AIM OF THE TASK:
The pictures do not belong in the copy. Restate all of the records word for word.

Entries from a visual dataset
--- --- ---
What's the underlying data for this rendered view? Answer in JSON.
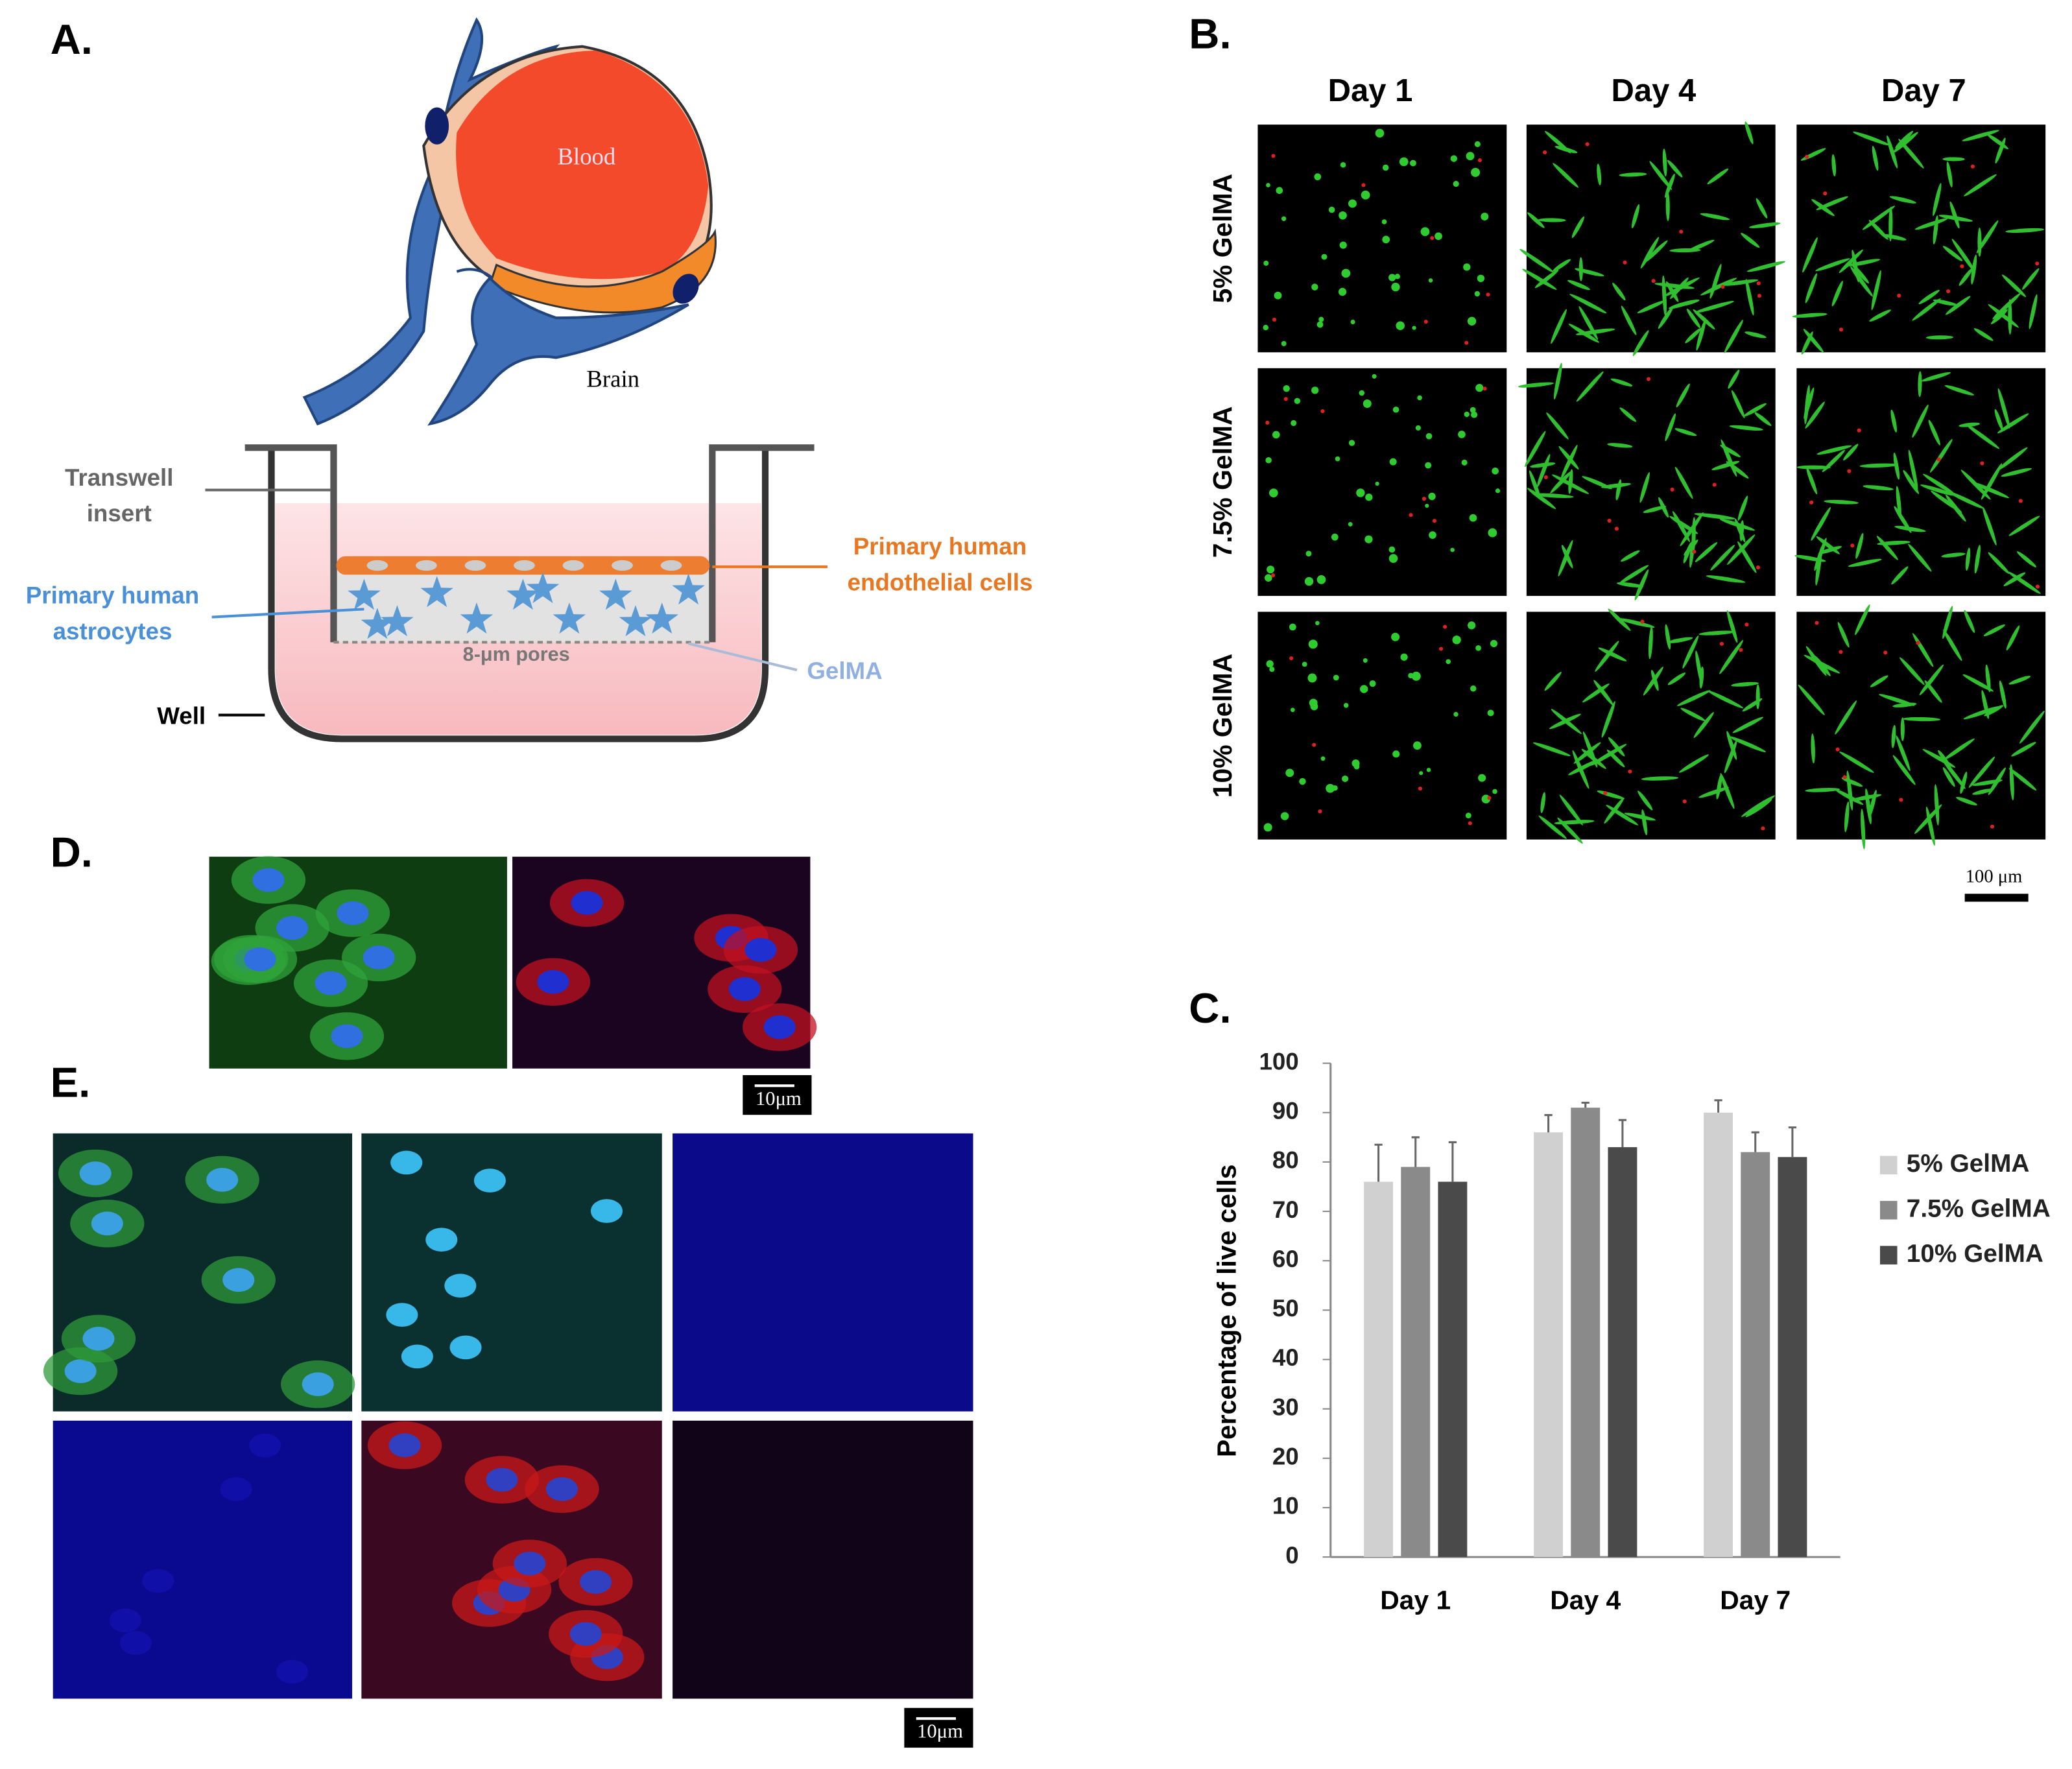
{
  "panel_labels": [
    "A.",
    "B.",
    "C.",
    "D.",
    "E."
  ],
  "panel_a": {
    "blood": "Blood",
    "brain": "Brain",
    "insert": [
      "Transwell",
      "insert"
    ],
    "endothelial": [
      "Primary human",
      "endothelial cells"
    ],
    "astrocytes": [
      "Primary human",
      "astrocytes"
    ],
    "pores": "8-μm pores",
    "gelma": "GelMA",
    "well": "Well"
  },
  "panel_b": {
    "columns": [
      "Day 1",
      "Day 4",
      "Day 7"
    ],
    "rows": [
      "5% GelMA",
      "7.5% GelMA",
      "10% GelMA"
    ],
    "scale_bar": "100 μm"
  },
  "panel_d": {
    "scale_bar": "10μm"
  },
  "panel_e": {
    "scale_bar": "10μm"
  },
  "chart_data": {
    "type": "bar",
    "y_label": "Percentage of live cells",
    "categories": [
      "Day 1",
      "Day 4",
      "Day 7"
    ],
    "series": [
      {
        "name": "5% GelMA",
        "color": "#d0d0d0",
        "values": [
          76,
          86,
          90
        ],
        "errors": [
          7.5,
          3.5,
          2.5
        ]
      },
      {
        "name": "7.5% GelMA",
        "color": "#8a8a8a",
        "values": [
          79,
          91,
          82
        ],
        "errors": [
          6,
          1,
          4
        ]
      },
      {
        "name": "10% GelMA",
        "color": "#4a4a4a",
        "values": [
          76,
          83,
          81
        ],
        "errors": [
          8,
          5.5,
          6
        ]
      }
    ],
    "ylim": [
      0,
      100
    ],
    "yticks": [
      0,
      10,
      20,
      30,
      40,
      50,
      60,
      70,
      80,
      90,
      100
    ],
    "legend": "right"
  }
}
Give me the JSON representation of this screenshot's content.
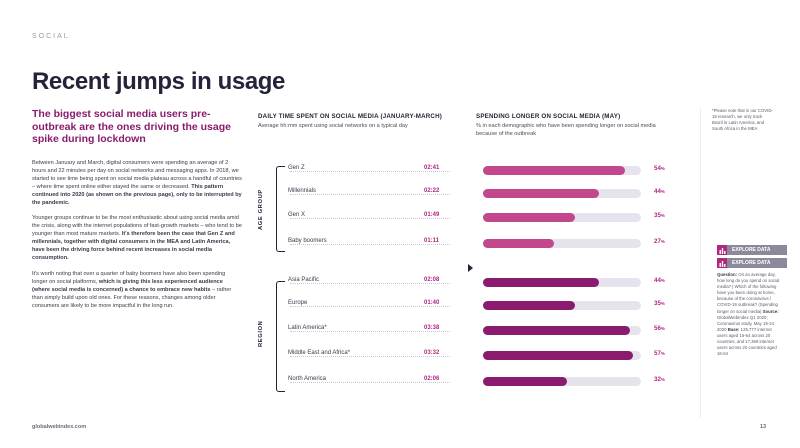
{
  "section": "SOCIAL",
  "title": "Recent jumps in usage",
  "subtitle": "The biggest social media users pre-outbreak are the ones driving the usage spike during lockdown",
  "body": {
    "p1_normal": "Between January and March, digital consumers were spending an average of 2 hours and 22 minutes per day on social networks and messaging apps. In 2018, we started to see time being spent on social media plateau across a handful of countries – where time spent online either stayed the same or decreased. ",
    "p1_bold": "This pattern continued into 2020 (as shown on the previous page), only to be interrupted by the pandemic.",
    "p2_normal": "Younger groups continue to be the most enthusiastic about using social media amid the crisis, along with the internet populations of fast-growth markets – who tend to be younger than most mature markets. ",
    "p2_bold": "It's therefore been the case that Gen Z and millennials, together with digital consumers in the MEA and Latin America, have been the driving force behind recent increases in social media consumption.",
    "p3_normal_a": "It's worth noting that over a quarter of baby boomers have also been spending longer on social platforms, ",
    "p3_bold": "which is giving this less experienced audience (where social media is concerned) a chance to embrace new habits",
    "p3_normal_b": " – rather than simply build upon old ones. For these reasons, changes among older consumers are likely to be more impactful in the long run."
  },
  "left_chart": {
    "heading": "DAILY TIME SPENT ON SOCIAL MEDIA (JANUARY-MARCH)",
    "subheading": "Average hh:mm spent using social networks on a typical day"
  },
  "right_chart": {
    "heading": "SPENDING LONGER ON SOCIAL MEDIA (MAY)",
    "subheading": "% in each demographic who have been spending longer on social media because of the outbreak"
  },
  "group_labels": {
    "age": "AGE GROUP",
    "region": "REGION"
  },
  "pct_suffix": "%",
  "chart_data": {
    "type": "bar",
    "title": "Daily time spent on social media (January-March) and spending longer on social media (May)",
    "categories": [
      "Gen Z",
      "Millennials",
      "Gen X",
      "Baby boomers",
      "Asia Pacific",
      "Europe",
      "Latin America*",
      "Middle East and Africa*",
      "North America"
    ],
    "groups": [
      "age",
      "age",
      "age",
      "age",
      "region",
      "region",
      "region",
      "region",
      "region"
    ],
    "time_spent": [
      "02:41",
      "02:22",
      "01:49",
      "01:11",
      "02:08",
      "01:40",
      "03:38",
      "03:32",
      "02:06"
    ],
    "series": [
      {
        "name": "Spending longer on social media (%)",
        "values": [
          54,
          44,
          35,
          27,
          44,
          35,
          56,
          57,
          32
        ]
      }
    ],
    "ylim": [
      0,
      60
    ]
  },
  "note": "*Please note that in our COVID-19 research, we only track Brazil in Latin America, and South Africa in the MEA",
  "explore_label": "EXPLORE DATA",
  "question": {
    "label": "Question:",
    "text": " On an average day, how long do you spend on social media? | Which of the following have you been doing at home, because of the coronavirus / COVID-19 outbreak? (Spending longer on social media) ",
    "source_label": "Source:",
    "source_text": " GlobalWebIndex Q1 2020; Coronavirus study, May 19-24 2020 ",
    "base_label": "Base:",
    "base_text": " 125,777 internet users aged 16-64 across 20 countries; and 17,369 internet users across 20 countries aged 16-64"
  },
  "footer": {
    "site": "globalwebindex.com",
    "page": "13"
  },
  "colors": {
    "age_bar": "#c2478c",
    "region_bar": "#8a1b6e",
    "track": "#e6e3ec",
    "accent": "#b0287e"
  }
}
--- --- ---
FINISHED EXERCISE:
What's the underlying data for this rendered view? Answer in JSON.
{
  "panel_labels": [
    "A.",
    "B.",
    "C.",
    "D.",
    "E."
  ],
  "panel_a": {
    "blood": "Blood",
    "brain": "Brain",
    "insert": [
      "Transwell",
      "insert"
    ],
    "endothelial": [
      "Primary human",
      "endothelial cells"
    ],
    "astrocytes": [
      "Primary human",
      "astrocytes"
    ],
    "pores": "8-μm pores",
    "gelma": "GelMA",
    "well": "Well"
  },
  "panel_b": {
    "columns": [
      "Day 1",
      "Day 4",
      "Day 7"
    ],
    "rows": [
      "5% GelMA",
      "7.5% GelMA",
      "10% GelMA"
    ],
    "scale_bar": "100 μm"
  },
  "panel_d": {
    "scale_bar": "10μm"
  },
  "panel_e": {
    "scale_bar": "10μm"
  },
  "chart_data": {
    "type": "bar",
    "y_label": "Percentage of live cells",
    "categories": [
      "Day 1",
      "Day 4",
      "Day 7"
    ],
    "series": [
      {
        "name": "5% GelMA",
        "color": "#d0d0d0",
        "values": [
          76,
          86,
          90
        ],
        "errors": [
          7.5,
          3.5,
          2.5
        ]
      },
      {
        "name": "7.5% GelMA",
        "color": "#8a8a8a",
        "values": [
          79,
          91,
          82
        ],
        "errors": [
          6,
          1,
          4
        ]
      },
      {
        "name": "10% GelMA",
        "color": "#4a4a4a",
        "values": [
          76,
          83,
          81
        ],
        "errors": [
          8,
          5.5,
          6
        ]
      }
    ],
    "ylim": [
      0,
      100
    ],
    "yticks": [
      0,
      10,
      20,
      30,
      40,
      50,
      60,
      70,
      80,
      90,
      100
    ],
    "legend": "right"
  }
}
Give me the JSON representation of this screenshot's content.
{
  "section": "SOCIAL",
  "title": "Recent jumps in usage",
  "subtitle": "The biggest social media users pre-outbreak are the ones driving the usage spike during lockdown",
  "body": {
    "p1_normal": "Between January and March, digital consumers were spending an average of 2 hours and 22 minutes per day on social networks and messaging apps. In 2018, we started to see time being spent on social media plateau across a handful of countries – where time spent online either stayed the same or decreased. ",
    "p1_bold": "This pattern continued into 2020 (as shown on the previous page), only to be interrupted by the pandemic.",
    "p2_normal": "Younger groups continue to be the most enthusiastic about using social media amid the crisis, along with the internet populations of fast-growth markets – who tend to be younger than most mature markets. ",
    "p2_bold": "It's therefore been the case that Gen Z and millennials, together with digital consumers in the MEA and Latin America, have been the driving force behind recent increases in social media consumption.",
    "p3_normal_a": "It's worth noting that over a quarter of baby boomers have also been spending longer on social platforms, ",
    "p3_bold": "which is giving this less experienced audience (where social media is concerned) a chance to embrace new habits",
    "p3_normal_b": " – rather than simply build upon old ones. For these reasons, changes among older consumers are likely to be more impactful in the long run."
  },
  "left_chart": {
    "heading": "DAILY TIME SPENT ON SOCIAL MEDIA (JANUARY-MARCH)",
    "subheading": "Average hh:mm spent using social networks on a typical day"
  },
  "right_chart": {
    "heading": "SPENDING LONGER ON SOCIAL MEDIA (MAY)",
    "subheading": "% in each demographic who have been spending longer on social media because of the outbreak"
  },
  "group_labels": {
    "age": "AGE GROUP",
    "region": "REGION"
  },
  "pct_suffix": "%",
  "chart_data": {
    "type": "bar",
    "title": "Daily time spent on social media (January-March) and spending longer on social media (May)",
    "categories": [
      "Gen Z",
      "Millennials",
      "Gen X",
      "Baby boomers",
      "Asia Pacific",
      "Europe",
      "Latin America*",
      "Middle East and Africa*",
      "North America"
    ],
    "groups": [
      "age",
      "age",
      "age",
      "age",
      "region",
      "region",
      "region",
      "region",
      "region"
    ],
    "time_spent": [
      "02:41",
      "02:22",
      "01:49",
      "01:11",
      "02:08",
      "01:40",
      "03:38",
      "03:32",
      "02:06"
    ],
    "series": [
      {
        "name": "Spending longer on social media (%)",
        "values": [
          54,
          44,
          35,
          27,
          44,
          35,
          56,
          57,
          32
        ]
      }
    ],
    "ylim": [
      0,
      60
    ]
  },
  "note": "*Please note that in our COVID-19 research, we only track Brazil in Latin America, and South Africa in the MEA",
  "explore_label": "EXPLORE DATA",
  "question": {
    "label": "Question:",
    "text": " On an average day, how long do you spend on social media? | Which of the following have you been doing at home, because of the coronavirus / COVID-19 outbreak? (Spending longer on social media) ",
    "source_label": "Source:",
    "source_text": " GlobalWebIndex Q1 2020; Coronavirus study, May 19-24 2020 ",
    "base_label": "Base:",
    "base_text": " 125,777 internet users aged 16-64 across 20 countries; and 17,369 internet users across 20 countries aged 16-64"
  },
  "footer": {
    "site": "globalwebindex.com",
    "page": "13"
  },
  "colors": {
    "age_bar": "#c2478c",
    "region_bar": "#8a1b6e",
    "track": "#e6e3ec",
    "accent": "#b0287e"
  }
}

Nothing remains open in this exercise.